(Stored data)
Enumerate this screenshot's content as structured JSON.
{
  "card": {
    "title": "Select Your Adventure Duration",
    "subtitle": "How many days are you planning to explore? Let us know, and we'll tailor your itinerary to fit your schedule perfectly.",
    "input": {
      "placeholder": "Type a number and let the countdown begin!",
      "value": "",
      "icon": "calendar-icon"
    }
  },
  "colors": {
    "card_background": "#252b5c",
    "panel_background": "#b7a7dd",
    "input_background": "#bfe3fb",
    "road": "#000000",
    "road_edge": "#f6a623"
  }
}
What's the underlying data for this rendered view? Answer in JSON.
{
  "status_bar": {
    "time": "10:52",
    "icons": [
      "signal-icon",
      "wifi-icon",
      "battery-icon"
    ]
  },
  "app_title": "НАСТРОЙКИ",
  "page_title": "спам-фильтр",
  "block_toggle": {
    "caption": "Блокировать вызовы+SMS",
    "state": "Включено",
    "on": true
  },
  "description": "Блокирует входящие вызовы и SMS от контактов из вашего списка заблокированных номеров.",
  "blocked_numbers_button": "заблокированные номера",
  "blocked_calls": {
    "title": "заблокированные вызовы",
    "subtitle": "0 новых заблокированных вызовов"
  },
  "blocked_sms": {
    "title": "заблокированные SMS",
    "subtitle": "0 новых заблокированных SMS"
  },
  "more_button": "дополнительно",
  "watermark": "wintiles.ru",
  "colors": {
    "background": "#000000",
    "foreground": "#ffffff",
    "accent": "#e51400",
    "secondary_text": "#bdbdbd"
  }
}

> [The problem]: Search the data above for the word "новых", then gather each line in which it appears.

> [Answer to this exercise]:
    "subtitle": "0 новых заблокированных вызовов"
    "subtitle": "0 новых заблокированных SMS"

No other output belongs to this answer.